WHAT YOU HAVE TO DO -> How many lines of these records hold the string "title"? Reply with the number alone.

____

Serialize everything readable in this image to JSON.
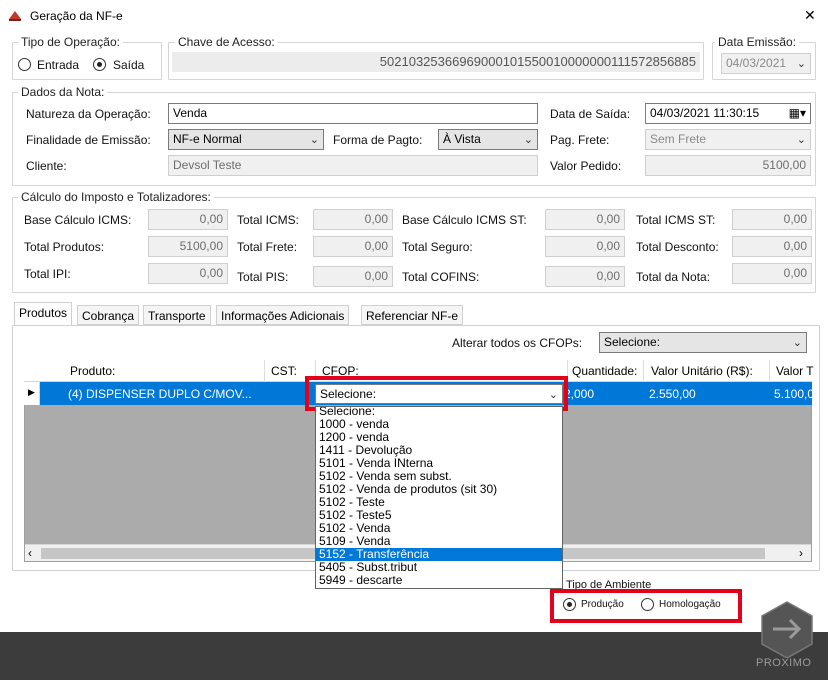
{
  "window": {
    "title": "Geração da NF-e",
    "close": "✕"
  },
  "tipo_operacao": {
    "legend": "Tipo de Operação:",
    "entrada": "Entrada",
    "saida": "Saída",
    "selected": "Saída"
  },
  "chave": {
    "legend": "Chave de Acesso:",
    "value": "50210325366969000101550010000000111572856885"
  },
  "data_emissao": {
    "legend": "Data Emissão:",
    "value": "04/03/2021"
  },
  "dados": {
    "legend": "Dados da Nota:",
    "natureza_label": "Natureza da Operação:",
    "natureza_value": "Venda",
    "data_saida_label": "Data de Saída:",
    "data_saida_value": "04/03/2021 11:30:15",
    "finalidade_label": "Finalidade de Emissão:",
    "finalidade_value": "NF-e Normal",
    "forma_pagto_label": "Forma de Pagto:",
    "forma_pagto_value": "À Vista",
    "pag_frete_label": "Pag. Frete:",
    "pag_frete_value": "Sem Frete",
    "cliente_label": "Cliente:",
    "cliente_value": "Devsol Teste",
    "valor_pedido_label": "Valor Pedido:",
    "valor_pedido_value": "5100,00"
  },
  "calculo": {
    "legend": "Cálculo do Imposto e Totalizadores:",
    "base_icms_label": "Base Cálculo ICMS:",
    "base_icms": "0,00",
    "total_icms_label": "Total ICMS:",
    "total_icms": "0,00",
    "base_icms_st_label": "Base Cálculo ICMS ST:",
    "base_icms_st": "0,00",
    "total_icms_st_label": "Total ICMS ST:",
    "total_icms_st": "0,00",
    "total_produtos_label": "Total Produtos:",
    "total_produtos": "5100,00",
    "total_frete_label": "Total Frete:",
    "total_frete": "0,00",
    "total_seguro_label": "Total Seguro:",
    "total_seguro": "0,00",
    "total_desconto_label": "Total Desconto:",
    "total_desconto": "0,00",
    "total_ipi_label": "Total IPI:",
    "total_ipi": "0,00",
    "total_pis_label": "Total PIS:",
    "total_pis": "0,00",
    "total_cofins_label": "Total COFINS:",
    "total_cofins": "0,00",
    "total_nota_label": "Total da Nota:",
    "total_nota": "0,00"
  },
  "tabs": [
    "Produtos",
    "Cobrança",
    "Transporte",
    "Informações Adicionais",
    "Referenciar NF-e"
  ],
  "cfops_all": {
    "label": "Alterar todos os CFOPs:",
    "value": "Selecione:"
  },
  "grid": {
    "columns": [
      "Produto:",
      "CST:",
      "CFOP:",
      "Quantidade:",
      "Valor Unitário (R$):",
      "Valor T"
    ],
    "row": {
      "produto": "(4) DISPENSER DUPLO C/MOV...",
      "cst": "",
      "cfop": "Selecione:",
      "quantidade": "2,000",
      "valor_unitario": "2.550,00",
      "valor_total": "5.100,0"
    }
  },
  "cfop_dropdown": {
    "options": [
      "Selecione:",
      "1000 - venda",
      "1200 - venda",
      "1411 - Devolução",
      "5101 - Venda INterna",
      "5102 - Venda sem subst.",
      "5102 - Venda de produtos (sit 30)",
      "5102 - Teste",
      "5102 - Teste5",
      "5102 - Venda",
      "5109 - Venda",
      "5152 - Transferência",
      "5405 - Subst.tribut",
      "5949 - descarte"
    ],
    "highlighted": "5152 - Transferência"
  },
  "ambiente": {
    "legend": "Tipo de Ambiente",
    "producao": "Produção",
    "homologacao": "Homologação",
    "selected": "Produção"
  },
  "footer": {
    "next_label": "PROXIMO"
  },
  "colors": {
    "selection": "#0078d7",
    "annotation": "#e3001b",
    "footer_bg": "#3c3c3c"
  }
}
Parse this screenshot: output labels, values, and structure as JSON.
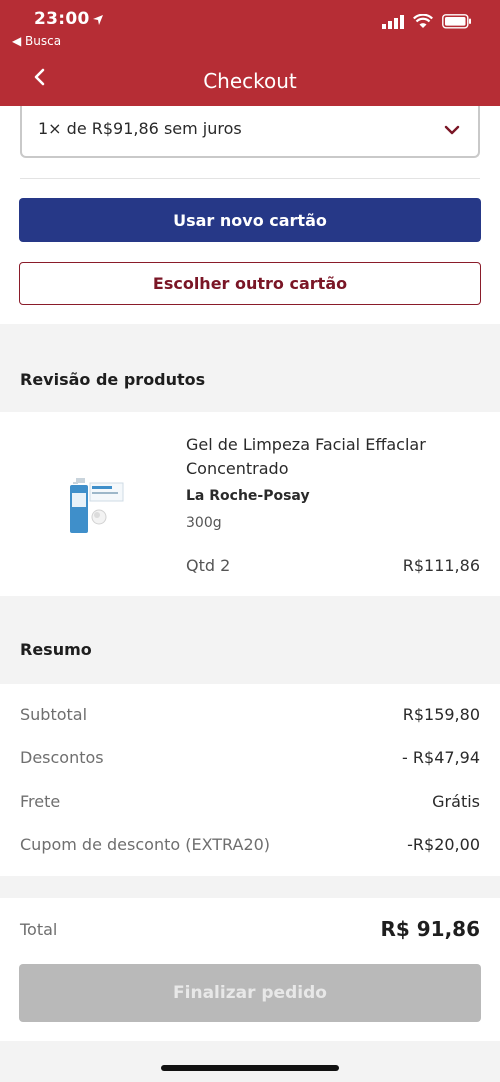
{
  "status_bar": {
    "time": "23:00",
    "back_app": "Busca"
  },
  "header": {
    "title": "Checkout"
  },
  "payment": {
    "installment_selected": "1× de R$91,86 sem juros",
    "use_new_card_label": "Usar novo cartão",
    "choose_other_card_label": "Escolher outro cartão"
  },
  "review": {
    "title": "Revisão de produtos",
    "product": {
      "name": "Gel de Limpeza Facial Effaclar Concentrado",
      "brand": "La Roche-Posay",
      "size": "300g",
      "qty": "Qtd 2",
      "price": "R$111,86"
    }
  },
  "summary": {
    "title": "Resumo",
    "rows": [
      {
        "label": "Subtotal",
        "value": "R$159,80"
      },
      {
        "label": "Descontos",
        "value": "- R$47,94"
      },
      {
        "label": "Frete",
        "value": "Grátis"
      },
      {
        "label": "Cupom de desconto (EXTRA20)",
        "value": "-R$20,00"
      }
    ]
  },
  "total": {
    "label": "Total",
    "value": "R$ 91,86"
  },
  "finalize_label": "Finalizar pedido",
  "colors": {
    "header": "#b62d35",
    "primary_button": "#263887",
    "outline_button": "#8a1c2a",
    "disabled_button": "#b9b9b9"
  },
  "icons": {
    "back": "chevron-left-icon",
    "select": "chevron-down-icon",
    "signal": "signal-icon",
    "wifi": "wifi-icon",
    "battery": "battery-icon",
    "location": "location-arrow-icon"
  }
}
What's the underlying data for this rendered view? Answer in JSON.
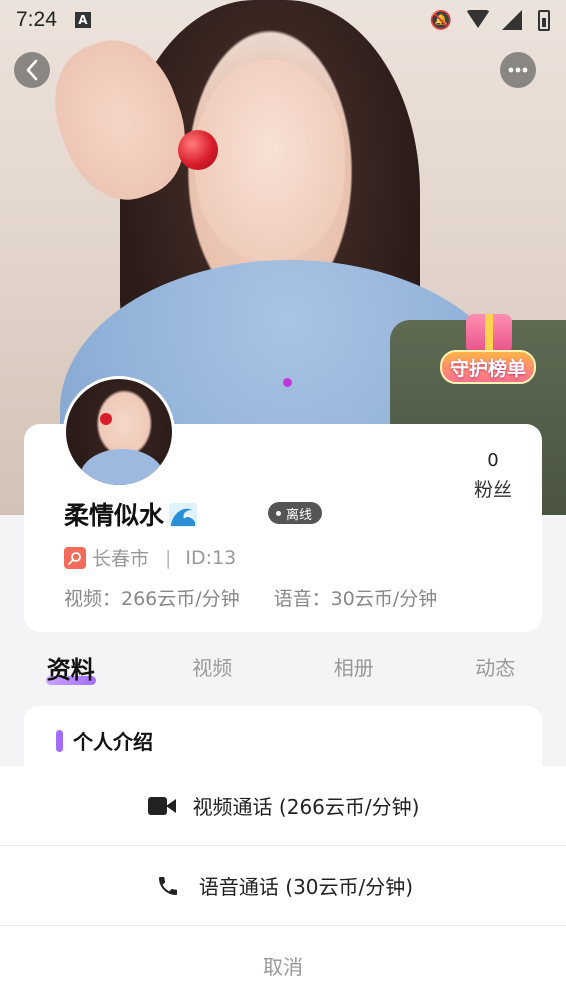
{
  "status_bar": {
    "time": "7:24",
    "app_icon_letter": "A"
  },
  "hero": {
    "guard_badge_label": "守护榜单",
    "carousel_active_color": "#c035e0"
  },
  "profile": {
    "fans_count": "0",
    "fans_label": "粉丝",
    "nickname": "柔情似水",
    "status": "离线",
    "city": "长春市",
    "id_text": "ID:13",
    "video_price": "视频：266云币/分钟",
    "voice_price": "语音：30云币/分钟"
  },
  "tabs": [
    {
      "label": "资料",
      "active": true
    },
    {
      "label": "视频",
      "active": false
    },
    {
      "label": "相册",
      "active": false
    },
    {
      "label": "动态",
      "active": false
    }
  ],
  "intro": {
    "title": "个人介绍"
  },
  "sheet": {
    "video_call": "视频通话 (266云币/分钟)",
    "voice_call": "语音通话 (30云币/分钟)",
    "cancel": "取消"
  },
  "colors": {
    "accent": "#a46cff",
    "location_badge": "#f36b5b",
    "offline_badge": "#555555"
  }
}
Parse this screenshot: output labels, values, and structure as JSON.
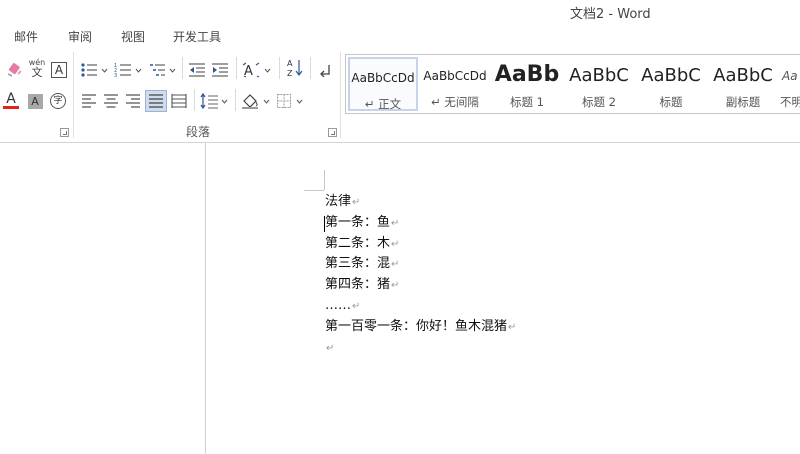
{
  "window": {
    "title": "文档2 - Word"
  },
  "tabs": [
    "邮件",
    "审阅",
    "视图",
    "开发工具"
  ],
  "ribbon": {
    "paragraph_group_label": "段落",
    "styles": [
      {
        "sample": "AaBbCcDd",
        "name": "↵ 正文",
        "selected": true
      },
      {
        "sample": "AaBbCcDd",
        "name": "↵ 无间隔",
        "selected": false
      },
      {
        "sample": "AaBb",
        "name": "标题 1",
        "selected": false
      },
      {
        "sample": "AaBbC",
        "name": "标题 2",
        "selected": false
      },
      {
        "sample": "AaBbC",
        "name": "标题",
        "selected": false
      },
      {
        "sample": "AaBbC",
        "name": "副标题",
        "selected": false
      },
      {
        "sample": "Aa",
        "name": "不明",
        "selected": false
      }
    ],
    "phonetic_top": "wén",
    "phonetic_bottom": "文",
    "border_char_A": "A",
    "shade_char_A": "A",
    "enclose_char": "字",
    "font_color_A": "A",
    "sort_label": "A↓Z"
  },
  "colors": {
    "accent": "#2b579a",
    "font_red": "#e2231a",
    "selected_align_bg": "#cfdcee"
  },
  "document": {
    "pilcrow": "↵",
    "lines": [
      "法律",
      "第一条：鱼",
      "第二条：木",
      "第三条：混",
      "第四条：猪",
      "……",
      "第一百零一条：你好！鱼木混猪",
      ""
    ]
  }
}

____

WORKED SOLUTION -> 6